▸ **Work instructions**
Gather up every line from the entries below that uses the word "this".

[Start of Given entries]

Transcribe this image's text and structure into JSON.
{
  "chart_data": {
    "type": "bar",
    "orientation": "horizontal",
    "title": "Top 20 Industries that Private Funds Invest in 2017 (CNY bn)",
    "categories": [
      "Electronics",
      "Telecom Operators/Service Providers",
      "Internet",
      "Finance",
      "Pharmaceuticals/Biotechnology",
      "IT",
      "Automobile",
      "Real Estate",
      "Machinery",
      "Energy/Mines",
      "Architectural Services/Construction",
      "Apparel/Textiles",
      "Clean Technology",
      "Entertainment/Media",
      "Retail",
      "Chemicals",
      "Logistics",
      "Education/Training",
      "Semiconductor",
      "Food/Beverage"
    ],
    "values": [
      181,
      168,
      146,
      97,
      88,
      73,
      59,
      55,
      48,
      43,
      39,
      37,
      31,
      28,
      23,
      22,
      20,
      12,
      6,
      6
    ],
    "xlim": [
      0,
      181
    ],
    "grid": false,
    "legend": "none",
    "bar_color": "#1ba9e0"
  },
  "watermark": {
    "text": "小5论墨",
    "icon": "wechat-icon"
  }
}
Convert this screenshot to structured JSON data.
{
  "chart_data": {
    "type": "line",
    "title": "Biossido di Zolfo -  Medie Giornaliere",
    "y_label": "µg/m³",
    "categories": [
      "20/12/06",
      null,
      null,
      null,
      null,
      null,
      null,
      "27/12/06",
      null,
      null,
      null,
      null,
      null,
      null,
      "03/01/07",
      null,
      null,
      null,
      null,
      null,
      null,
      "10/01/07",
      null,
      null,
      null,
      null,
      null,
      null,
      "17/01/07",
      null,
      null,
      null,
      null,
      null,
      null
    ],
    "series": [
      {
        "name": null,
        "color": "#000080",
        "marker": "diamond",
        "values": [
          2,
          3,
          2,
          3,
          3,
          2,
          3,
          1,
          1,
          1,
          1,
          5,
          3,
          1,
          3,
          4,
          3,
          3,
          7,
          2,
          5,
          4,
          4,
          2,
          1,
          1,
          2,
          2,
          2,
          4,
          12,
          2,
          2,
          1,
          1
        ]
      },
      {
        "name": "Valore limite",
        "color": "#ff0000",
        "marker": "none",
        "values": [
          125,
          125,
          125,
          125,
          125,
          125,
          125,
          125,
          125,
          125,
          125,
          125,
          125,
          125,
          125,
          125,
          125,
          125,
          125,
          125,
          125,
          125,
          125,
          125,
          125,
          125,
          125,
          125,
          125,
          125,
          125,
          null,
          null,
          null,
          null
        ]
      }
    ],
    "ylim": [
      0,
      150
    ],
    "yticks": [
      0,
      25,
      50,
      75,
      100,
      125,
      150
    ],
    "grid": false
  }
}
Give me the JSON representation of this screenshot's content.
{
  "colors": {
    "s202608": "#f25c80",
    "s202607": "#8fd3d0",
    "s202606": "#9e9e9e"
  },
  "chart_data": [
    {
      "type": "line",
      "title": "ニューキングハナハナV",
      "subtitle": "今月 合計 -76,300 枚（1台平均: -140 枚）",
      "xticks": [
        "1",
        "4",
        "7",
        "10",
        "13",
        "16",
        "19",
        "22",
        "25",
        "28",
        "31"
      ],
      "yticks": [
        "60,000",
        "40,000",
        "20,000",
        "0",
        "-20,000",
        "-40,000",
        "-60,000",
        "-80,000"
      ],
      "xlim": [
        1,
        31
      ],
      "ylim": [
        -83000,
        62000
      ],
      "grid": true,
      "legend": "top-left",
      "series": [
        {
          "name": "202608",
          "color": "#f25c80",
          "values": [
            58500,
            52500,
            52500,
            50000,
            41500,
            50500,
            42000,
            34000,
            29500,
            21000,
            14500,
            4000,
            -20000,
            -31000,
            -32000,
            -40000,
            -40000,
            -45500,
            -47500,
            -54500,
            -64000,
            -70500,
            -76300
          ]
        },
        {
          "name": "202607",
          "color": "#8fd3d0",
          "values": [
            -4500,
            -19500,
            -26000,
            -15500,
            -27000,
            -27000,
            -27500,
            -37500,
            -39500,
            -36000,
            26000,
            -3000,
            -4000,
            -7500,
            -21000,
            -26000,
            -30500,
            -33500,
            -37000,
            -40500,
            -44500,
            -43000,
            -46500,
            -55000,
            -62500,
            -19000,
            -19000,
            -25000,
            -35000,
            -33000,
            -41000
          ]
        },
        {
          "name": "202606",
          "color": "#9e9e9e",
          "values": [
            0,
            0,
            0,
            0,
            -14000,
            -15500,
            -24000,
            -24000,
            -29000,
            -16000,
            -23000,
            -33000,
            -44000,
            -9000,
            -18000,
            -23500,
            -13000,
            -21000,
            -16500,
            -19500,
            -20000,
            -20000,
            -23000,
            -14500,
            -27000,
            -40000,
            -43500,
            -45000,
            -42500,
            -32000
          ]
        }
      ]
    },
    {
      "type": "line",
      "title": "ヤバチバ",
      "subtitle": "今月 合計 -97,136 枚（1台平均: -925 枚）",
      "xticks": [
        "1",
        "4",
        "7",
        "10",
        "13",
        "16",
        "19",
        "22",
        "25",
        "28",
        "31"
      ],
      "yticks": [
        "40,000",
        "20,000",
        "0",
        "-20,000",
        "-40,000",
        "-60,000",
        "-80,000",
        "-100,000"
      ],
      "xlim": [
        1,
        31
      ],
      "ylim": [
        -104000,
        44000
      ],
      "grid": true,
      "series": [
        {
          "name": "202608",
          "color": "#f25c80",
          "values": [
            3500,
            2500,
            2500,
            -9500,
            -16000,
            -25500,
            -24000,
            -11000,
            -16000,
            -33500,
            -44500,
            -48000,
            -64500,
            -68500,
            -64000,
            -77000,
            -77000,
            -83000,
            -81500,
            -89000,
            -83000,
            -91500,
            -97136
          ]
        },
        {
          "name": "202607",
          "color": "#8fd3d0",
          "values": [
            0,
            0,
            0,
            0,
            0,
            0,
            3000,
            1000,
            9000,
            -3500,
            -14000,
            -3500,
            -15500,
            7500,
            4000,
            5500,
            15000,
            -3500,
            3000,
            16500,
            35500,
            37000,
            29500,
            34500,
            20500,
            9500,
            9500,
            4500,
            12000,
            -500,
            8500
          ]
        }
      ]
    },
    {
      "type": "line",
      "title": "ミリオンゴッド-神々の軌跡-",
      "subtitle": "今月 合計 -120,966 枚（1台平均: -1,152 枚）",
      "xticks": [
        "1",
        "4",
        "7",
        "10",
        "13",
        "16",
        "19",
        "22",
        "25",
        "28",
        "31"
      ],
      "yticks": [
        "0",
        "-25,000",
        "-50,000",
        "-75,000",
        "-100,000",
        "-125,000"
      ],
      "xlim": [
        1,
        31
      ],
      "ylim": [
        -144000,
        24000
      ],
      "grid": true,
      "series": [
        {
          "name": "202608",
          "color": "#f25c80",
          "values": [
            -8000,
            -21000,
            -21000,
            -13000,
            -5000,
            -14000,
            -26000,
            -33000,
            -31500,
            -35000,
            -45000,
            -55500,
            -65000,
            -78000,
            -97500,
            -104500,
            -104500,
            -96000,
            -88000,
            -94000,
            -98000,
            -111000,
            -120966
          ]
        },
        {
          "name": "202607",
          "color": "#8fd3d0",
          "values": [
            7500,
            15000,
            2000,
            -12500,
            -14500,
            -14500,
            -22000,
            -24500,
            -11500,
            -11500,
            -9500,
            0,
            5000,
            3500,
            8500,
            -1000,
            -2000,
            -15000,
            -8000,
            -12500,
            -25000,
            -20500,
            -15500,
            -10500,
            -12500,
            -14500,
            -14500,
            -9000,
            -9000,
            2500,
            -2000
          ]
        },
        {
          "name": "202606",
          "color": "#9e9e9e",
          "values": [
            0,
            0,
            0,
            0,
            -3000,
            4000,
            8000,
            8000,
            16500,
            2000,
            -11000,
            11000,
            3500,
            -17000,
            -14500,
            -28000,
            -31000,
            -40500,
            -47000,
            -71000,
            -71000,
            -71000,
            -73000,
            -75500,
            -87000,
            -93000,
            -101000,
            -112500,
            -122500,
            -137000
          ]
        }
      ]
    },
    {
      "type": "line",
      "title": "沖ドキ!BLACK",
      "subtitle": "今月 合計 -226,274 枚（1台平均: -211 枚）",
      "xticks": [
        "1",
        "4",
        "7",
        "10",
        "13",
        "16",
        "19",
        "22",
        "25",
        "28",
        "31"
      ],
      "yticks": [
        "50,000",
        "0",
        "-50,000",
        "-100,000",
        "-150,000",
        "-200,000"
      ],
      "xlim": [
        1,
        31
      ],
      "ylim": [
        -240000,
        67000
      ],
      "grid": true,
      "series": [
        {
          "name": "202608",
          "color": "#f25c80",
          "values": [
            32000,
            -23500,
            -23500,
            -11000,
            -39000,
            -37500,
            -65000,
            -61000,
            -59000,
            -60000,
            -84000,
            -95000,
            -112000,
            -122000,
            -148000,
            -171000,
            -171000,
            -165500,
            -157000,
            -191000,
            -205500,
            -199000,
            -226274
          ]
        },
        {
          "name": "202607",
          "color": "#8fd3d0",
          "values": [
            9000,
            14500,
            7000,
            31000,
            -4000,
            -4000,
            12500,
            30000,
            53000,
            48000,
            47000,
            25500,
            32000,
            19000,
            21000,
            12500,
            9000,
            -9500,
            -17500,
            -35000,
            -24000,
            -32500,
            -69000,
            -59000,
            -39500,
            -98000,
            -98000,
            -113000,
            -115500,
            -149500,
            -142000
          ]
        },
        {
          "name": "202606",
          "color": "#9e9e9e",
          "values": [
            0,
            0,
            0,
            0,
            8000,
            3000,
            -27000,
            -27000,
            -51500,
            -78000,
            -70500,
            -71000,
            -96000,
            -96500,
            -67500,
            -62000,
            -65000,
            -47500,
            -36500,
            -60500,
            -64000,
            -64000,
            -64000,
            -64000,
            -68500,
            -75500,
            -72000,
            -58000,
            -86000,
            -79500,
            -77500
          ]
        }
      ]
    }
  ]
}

[End of Given entries]

▸ **Task response**
Transcribe this image's text and structure into JSON.
Convert this screenshot to structured JSON data.
Give me the JSON representation of this screenshot's content.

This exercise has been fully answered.